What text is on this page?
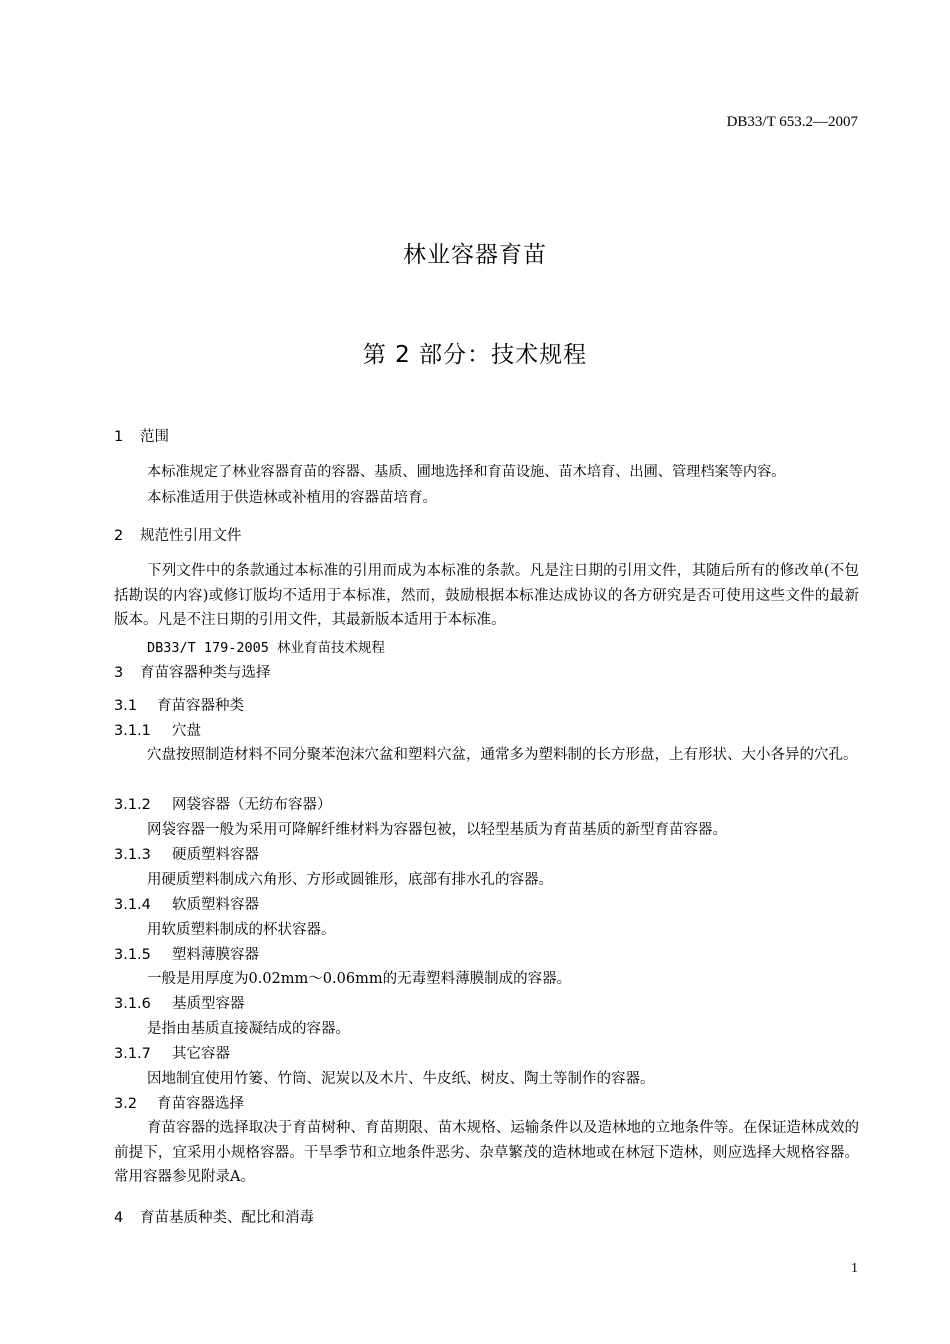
DB33/T 653.2—2007
林业容器育苗
第 2 部分：技术规程
1 范围
本标准规定了林业容器育苗的容器、基质、圃地选择和育苗设施、苗木培育、出圃、管理档案等内容。
本标准适用于供造林或补植用的容器苗培育。
2 规范性引用文件
下列文件中的条款通过本标准的引用而成为本标准的条款。凡是注日期的引用文件，其随后所有的修改单(不包括勘误的内容)或修订版均不适用于本标准，然而，鼓励根据本标准达成协议的各方研究是否可使用这些文件的最新版本。凡是不注日期的引用文件，其最新版本适用于本标准。
DB33/T 179-2005 林业育苗技术规程
3 育苗容器种类与选择
3.1 育苗容器种类
3.1.1 穴盘
穴盘按照制造材料不同分聚苯泡沫穴盆和塑料穴盆，通常多为塑料制的长方形盘，上有形状、大小各异的穴孔。
3.1.2 网袋容器（无纺布容器）
网袋容器一般为采用可降解纤维材料为容器包被，以轻型基质为育苗基质的新型育苗容器。
3.1.3 硬质塑料容器
用硬质塑料制成六角形、方形或圆锥形，底部有排水孔的容器。
3.1.4 软质塑料容器
用软质塑料制成的杯状容器。
3.1.5 塑料薄膜容器
一般是用厚度为0.02mm～0.06mm的无毒塑料薄膜制成的容器。
3.1.6 基质型容器
是指由基质直接凝结成的容器。
3.1.7 其它容器
因地制宜使用竹篓、竹筒、泥炭以及木片、牛皮纸、树皮、陶土等制作的容器。
3.2 育苗容器选择
育苗容器的选择取决于育苗树种、育苗期限、苗木规格、运输条件以及造林地的立地条件等。在保证造林成效的前提下，宜采用小规格容器。干旱季节和立地条件恶劣、杂草繁茂的造林地或在林冠下造林，则应选择大规格容器。常用容器参见附录A。
4 育苗基质种类、配比和消毒
1
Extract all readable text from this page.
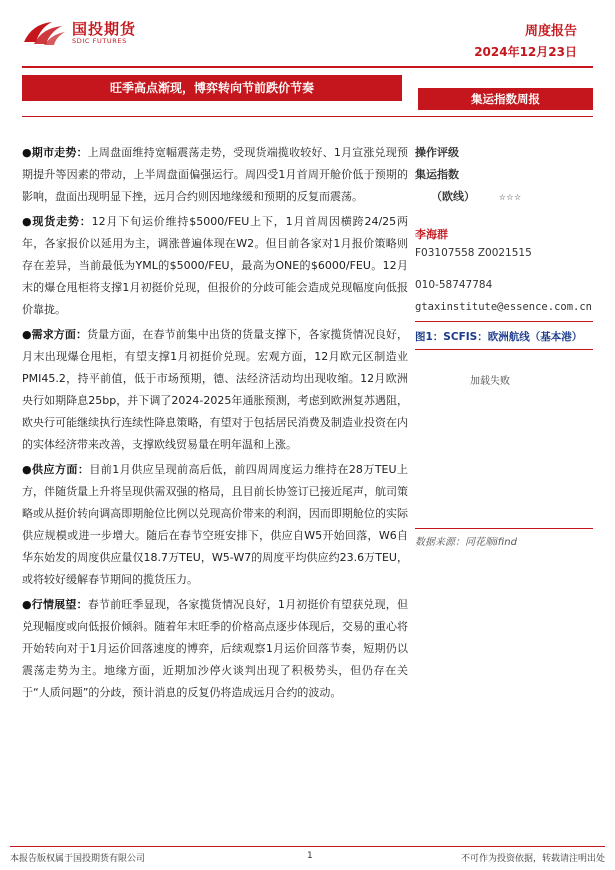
国投期货
SDIC FUTURES
周度报告
2024年12月23日
旺季高点渐现，博弈转向节前跌价节奏
集运指数周报

●期市走势：上周盘面维持宽幅震荡走势，受现货端揽收较好、1月宣涨兑现预期提升等因素的带动，上半周盘面偏强运行。周四受1月首周开舱价低于预期的影响，盘面出现明显下挫，远月合约则因地缘缓和预期的反复而震荡。

●现货走势：12月下旬运价维持$5000/FEU上下，1月首周因横跨24/25两年，各家报价以延用为主，调涨普遍体现在W2。但目前各家对1月报价策略则存在差异，当前最低为YML的$5000/FEU，最高为ONE的$6000/FEU。12月末的爆仓甩柜将支撑1月初挺价兑现，但报价的分歧可能会造成兑现幅度向低报价靠拢。

●需求方面：货量方面，在春节前集中出货的货量支撑下，各家揽货情况良好，月末出现爆仓甩柜，有望支撑1月初挺价兑现。宏观方面，12月欧元区制造业PMI45.2，持平前值，低于市场预期，德、法经济活动均出现收缩。12月欧洲央行如期降息25bp，并下调了2024-2025年通胀预测，考虑到欧洲复苏遇阻，欧央行可能继续执行连续性降息策略，有望对于包括居民消费及制造业投资在内的实体经济带来改善，支撑欧线贸易量在明年温和上涨。

●供应方面：目前1月供应呈现前高后低，前四周周度运力维持在28万TEU上方，伴随货量上升将呈现供需双强的格局，且目前长协签订已接近尾声，航司策略或从挺价转向调高即期舱位比例以兑现高价带来的利润，因而即期舱位的实际供应规模或进一步增大。随后在春节空班安排下，供应自W5开始回落，W6自华东始发的周度供应量仅18.7万TEU，W5-W7的周度平均供应约23.6万TEU，或将较好缓解春节期间的揽货压力。

●行情展望：春节前旺季显现，各家揽货情况良好，1月初挺价有望获兑现，但兑现幅度或向低报价倾斜。随着年末旺季的价格高点逐步体现后，交易的重心将开始转向对于1月运价回落速度的博弈，后续观察1月运价回落节奏，短期仍以震荡走势为主。地缘方面，近期加沙停火谈判出现了积极势头，但仍存在关于“人质问题”的分歧，预计消息的反复仍将造成远月合约的波动。

操作评级
集运指数
（欧线）	☆☆☆
李海群
F03107558 Z0021515
010-58747784
gtaxinstitute@essence.com.cn
图1：SCFIS：欧洲航线（基本港）
加载失败
数据来源：同花顺ifind
本报告版权属于国投期货有限公司	1	不可作为投资依据，转载请注明出处
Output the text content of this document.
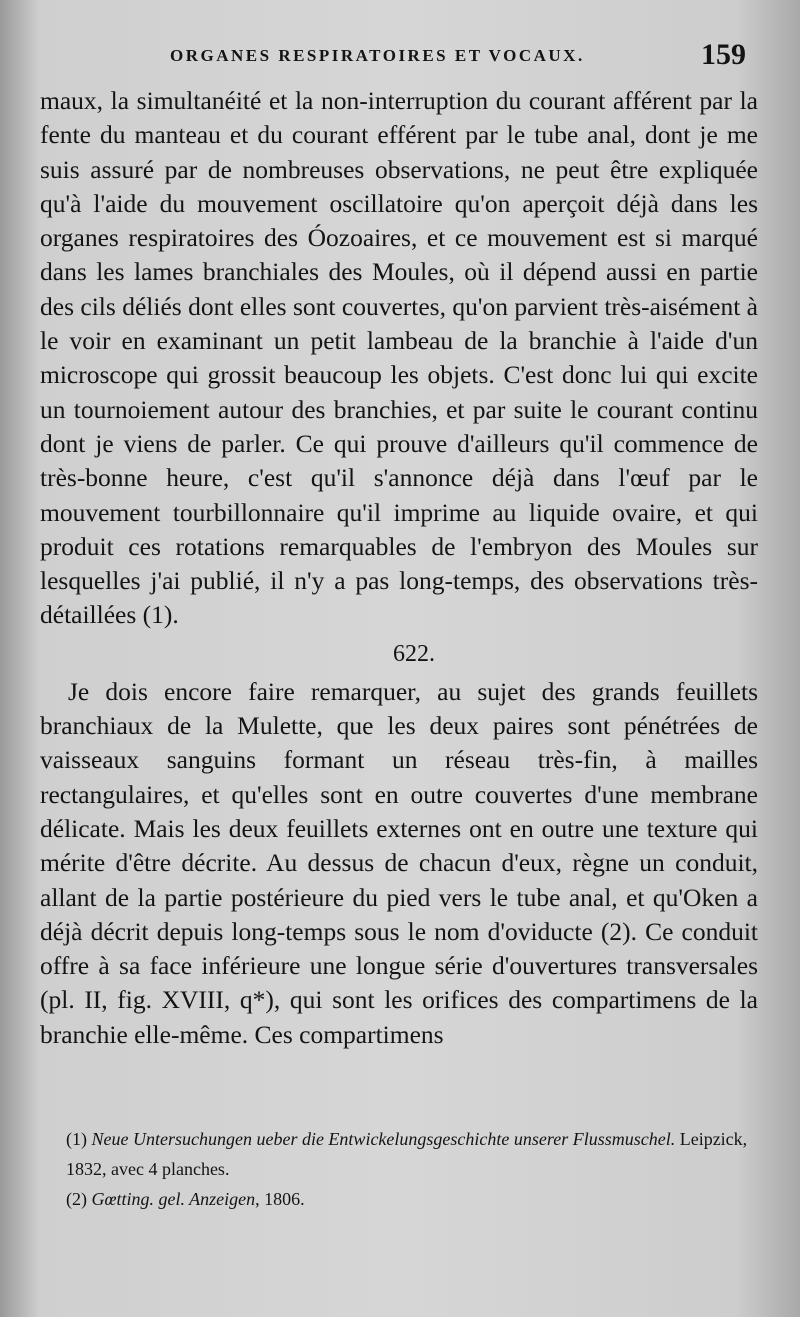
ORGANES RESPIRATOIRES ET VOCAUX.	159

maux, la simultanéité et la non-interruption du courant afférent par la fente du manteau et du courant efférent par le tube anal, dont je me suis assuré par de nombreuses observations, ne peut être expliquée qu'à l'aide du mouvement oscillatoire qu'on aperçoit déjà dans les organes respiratoires des Óozoaires, et ce mouvement est si marqué dans les lames branchiales des Moules, où il dépend aussi en partie des cils déliés dont elles sont couvertes, qu'on parvient très-aisément à le voir en examinant un petit lambeau de la branchie à l'aide d'un microscope qui grossit beaucoup les objets. C'est donc lui qui excite un tournoiement autour des branchies, et par suite le courant continu dont je viens de parler. Ce qui prouve d'ailleurs qu'il commence de très-bonne heure, c'est qu'il s'annonce déjà dans l'œuf par le mouvement tourbillonnaire qu'il imprime au liquide ovaire, et qui produit ces rotations remarquables de l'embryon des Moules sur lesquelles j'ai publié, il n'y a pas long-temps, des observations très-détaillées (1).

622.

Je dois encore faire remarquer, au sujet des grands feuillets branchiaux de la Mulette, que les deux paires sont pénétrées de vaisseaux sanguins formant un réseau très-fin, à mailles rectangulaires, et qu'elles sont en outre couvertes d'une membrane délicate. Mais les deux feuillets externes ont en outre une texture qui mérite d'être décrite. Au dessus de chacun d'eux, règne un conduit, allant de la partie postérieure du pied vers le tube anal, et qu'Oken a déjà décrit depuis long-temps sous le nom d'oviducte (2). Ce conduit offre à sa face inférieure une longue série d'ouvertures transversales (pl. II, fig. XVIII, q*), qui sont les orifices des compartimens de la branchie elle-même. Ces compartimens

(1) Neue Untersuchungen ueber die Entwickelungsgeschichte unserer Flussmuschel. Leipzick, 1832, avec 4 planches.

(2) Gœtting. gel. Anzeigen, 1806.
---+---
What to produce - Output the records above exactly; leave out the pictures.

Solution -
What text is on this page?
DB33/T 653.2—2007
林业容器育苗
第 2 部分：技术规程
1 范围
本标准规定了林业容器育苗的容器、基质、圃地选择和育苗设施、苗木培育、出圃、管理档案等内容。
本标准适用于供造林或补植用的容器苗培育。
2 规范性引用文件
下列文件中的条款通过本标准的引用而成为本标准的条款。凡是注日期的引用文件，其随后所有的修改单(不包括勘误的内容)或修订版均不适用于本标准，然而，鼓励根据本标准达成协议的各方研究是否可使用这些文件的最新版本。凡是不注日期的引用文件，其最新版本适用于本标准。
DB33/T 179-2005 林业育苗技术规程
3 育苗容器种类与选择
3.1 育苗容器种类
3.1.1 穴盘
穴盘按照制造材料不同分聚苯泡沫穴盆和塑料穴盆，通常多为塑料制的长方形盘，上有形状、大小各异的穴孔。
3.1.2 网袋容器（无纺布容器）
网袋容器一般为采用可降解纤维材料为容器包被，以轻型基质为育苗基质的新型育苗容器。
3.1.3 硬质塑料容器
用硬质塑料制成六角形、方形或圆锥形，底部有排水孔的容器。
3.1.4 软质塑料容器
用软质塑料制成的杯状容器。
3.1.5 塑料薄膜容器
一般是用厚度为0.02mm～0.06mm的无毒塑料薄膜制成的容器。
3.1.6 基质型容器
是指由基质直接凝结成的容器。
3.1.7 其它容器
因地制宜使用竹篓、竹筒、泥炭以及木片、牛皮纸、树皮、陶土等制作的容器。
3.2 育苗容器选择
育苗容器的选择取决于育苗树种、育苗期限、苗木规格、运输条件以及造林地的立地条件等。在保证造林成效的前提下，宜采用小规格容器。干旱季节和立地条件恶劣、杂草繁茂的造林地或在林冠下造林，则应选择大规格容器。常用容器参见附录A。
4 育苗基质种类、配比和消毒
1
Extract all readable text from this page.
国投期货
SDIC FUTURES
周度报告
2024年12月23日
旺季高点渐现，博弈转向节前跌价节奏
集运指数周报

●期市走势：上周盘面维持宽幅震荡走势，受现货端揽收较好、1月宣涨兑现预期提升等因素的带动，上半周盘面偏强运行。周四受1月首周开舱价低于预期的影响，盘面出现明显下挫，远月合约则因地缘缓和预期的反复而震荡。

●现货走势：12月下旬运价维持$5000/FEU上下，1月首周因横跨24/25两年，各家报价以延用为主，调涨普遍体现在W2。但目前各家对1月报价策略则存在差异，当前最低为YML的$5000/FEU，最高为ONE的$6000/FEU。12月末的爆仓甩柜将支撑1月初挺价兑现，但报价的分歧可能会造成兑现幅度向低报价靠拢。

●需求方面：货量方面，在春节前集中出货的货量支撑下，各家揽货情况良好，月末出现爆仓甩柜，有望支撑1月初挺价兑现。宏观方面，12月欧元区制造业PMI45.2，持平前值，低于市场预期，德、法经济活动均出现收缩。12月欧洲央行如期降息25bp，并下调了2024-2025年通胀预测，考虑到欧洲复苏遇阻，欧央行可能继续执行连续性降息策略，有望对于包括居民消费及制造业投资在内的实体经济带来改善，支撑欧线贸易量在明年温和上涨。

●供应方面：目前1月供应呈现前高后低，前四周周度运力维持在28万TEU上方，伴随货量上升将呈现供需双强的格局，且目前长协签订已接近尾声，航司策略或从挺价转向调高即期舱位比例以兑现高价带来的利润，因而即期舱位的实际供应规模或进一步增大。随后在春节空班安排下，供应自W5开始回落，W6自华东始发的周度供应量仅18.7万TEU，W5-W7的周度平均供应约23.6万TEU，或将较好缓解春节期间的揽货压力。

●行情展望：春节前旺季显现，各家揽货情况良好，1月初挺价有望获兑现，但兑现幅度或向低报价倾斜。随着年末旺季的价格高点逐步体现后，交易的重心将开始转向对于1月运价回落速度的博弈，后续观察1月运价回落节奏，短期仍以震荡走势为主。地缘方面，近期加沙停火谈判出现了积极势头，但仍存在关于“人质问题”的分歧，预计消息的反复仍将造成远月合约的波动。

操作评级
集运指数
（欧线）	☆☆☆
李海群
F03107558 Z0021515
010-58747784
gtaxinstitute@essence.com.cn
图1：SCFIS：欧洲航线（基本港）
加载失败
数据来源：同花顺ifind
本报告版权属于国投期货有限公司	1	不可作为投资依据，转载请注明出处
Output the text content of this document.
ORGANES RESPIRATOIRES ET VOCAUX.	159

maux, la simultanéité et la non-interruption du courant afférent par la fente du manteau et du courant efférent par le tube anal, dont je me suis assuré par de nombreuses observations, ne peut être expliquée qu'à l'aide du mouvement oscillatoire qu'on aperçoit déjà dans les organes respiratoires des Óozoaires, et ce mouvement est si marqué dans les lames branchiales des Moules, où il dépend aussi en partie des cils déliés dont elles sont couvertes, qu'on parvient très-aisément à le voir en examinant un petit lambeau de la branchie à l'aide d'un microscope qui grossit beaucoup les objets. C'est donc lui qui excite un tournoiement autour des branchies, et par suite le courant continu dont je viens de parler. Ce qui prouve d'ailleurs qu'il commence de très-bonne heure, c'est qu'il s'annonce déjà dans l'œuf par le mouvement tourbillonnaire qu'il imprime au liquide ovaire, et qui produit ces rotations remarquables de l'embryon des Moules sur lesquelles j'ai publié, il n'y a pas long-temps, des observations très-détaillées (1).

622.

Je dois encore faire remarquer, au sujet des grands feuillets branchiaux de la Mulette, que les deux paires sont pénétrées de vaisseaux sanguins formant un réseau très-fin, à mailles rectangulaires, et qu'elles sont en outre couvertes d'une membrane délicate. Mais les deux feuillets externes ont en outre une texture qui mérite d'être décrite. Au dessus de chacun d'eux, règne un conduit, allant de la partie postérieure du pied vers le tube anal, et qu'Oken a déjà décrit depuis long-temps sous le nom d'oviducte (2). Ce conduit offre à sa face inférieure une longue série d'ouvertures transversales (pl. II, fig. XVIII, q*), qui sont les orifices des compartimens de la branchie elle-même. Ces compartimens

(1) Neue Untersuchungen ueber die Entwickelungsgeschichte unserer Flussmuschel. Leipzick, 1832, avec 4 planches.

(2) Gœtting. gel. Anzeigen, 1806.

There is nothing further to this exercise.